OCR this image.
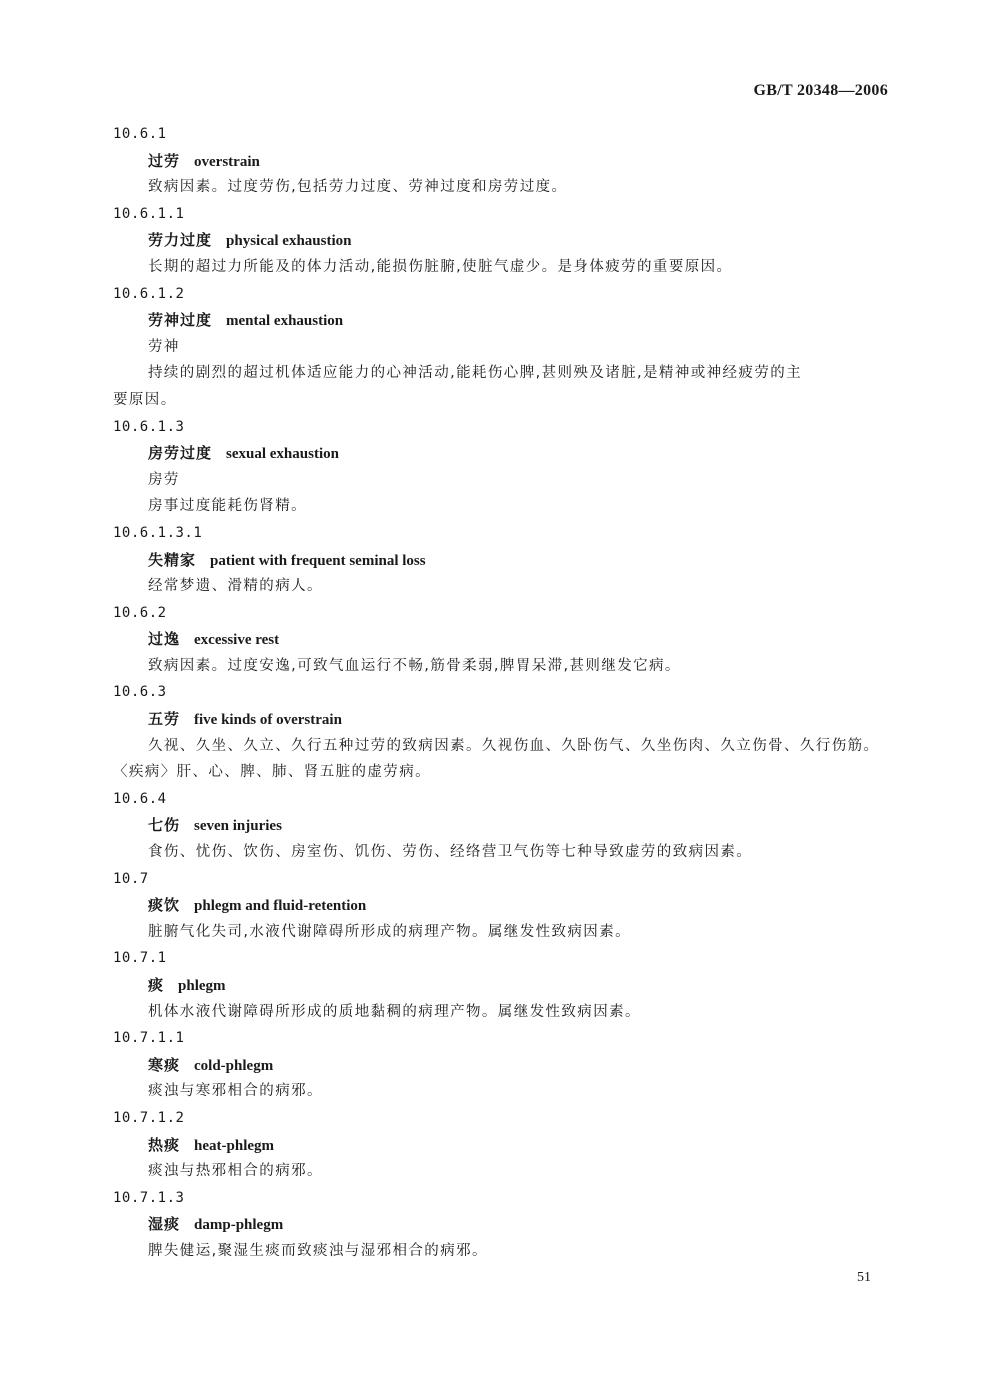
GB/T 20348—2006
10.6.1
过劳 overstrain
致病因素。过度劳伤,包括劳力过度、劳神过度和房劳过度。
10.6.1.1
劳力过度 physical exhaustion
长期的超过力所能及的体力活动,能损伤脏腑,使脏气虚少。是身体疲劳的重要原因。
10.6.1.2
劳神过度 mental exhaustion
劳神
持续的剧烈的超过机体适应能力的心神活动,能耗伤心脾,甚则殃及诸脏,是精神或神经疲劳的主
要原因。
10.6.1.3
房劳过度 sexual exhaustion
房劳
房事过度能耗伤肾精。
10.6.1.3.1
失精家 patient with frequent seminal loss
经常梦遗、滑精的病人。
10.6.2
过逸 excessive rest
致病因素。过度安逸,可致气血运行不畅,筋骨柔弱,脾胃呆滞,甚则继发它病。
10.6.3
五劳 five kinds of overstrain
久视、久坐、久立、久行五种过劳的致病因素。久视伤血、久卧伤气、久坐伤肉、久立伤骨、久行伤筋。
〈疾病〉肝、心、脾、肺、肾五脏的虚劳病。
10.6.4
七伤 seven injuries
食伤、忧伤、饮伤、房室伤、饥伤、劳伤、经络营卫气伤等七种导致虚劳的致病因素。
10.7
痰饮 phlegm and fluid-retention
脏腑气化失司,水液代谢障碍所形成的病理产物。属继发性致病因素。
10.7.1
痰 phlegm
机体水液代谢障碍所形成的质地黏稠的病理产物。属继发性致病因素。
10.7.1.1
寒痰 cold-phlegm
痰浊与寒邪相合的病邪。
10.7.1.2
热痰 heat-phlegm
痰浊与热邪相合的病邪。
10.7.1.3
湿痰 damp-phlegm
脾失健运,聚湿生痰而致痰浊与湿邪相合的病邪。
51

SHORT PROBLEM: Filter for "overstrain". Return all lines that hold it.

COMPLETED TASK:
过劳 overstrain
五劳 five kinds of overstrain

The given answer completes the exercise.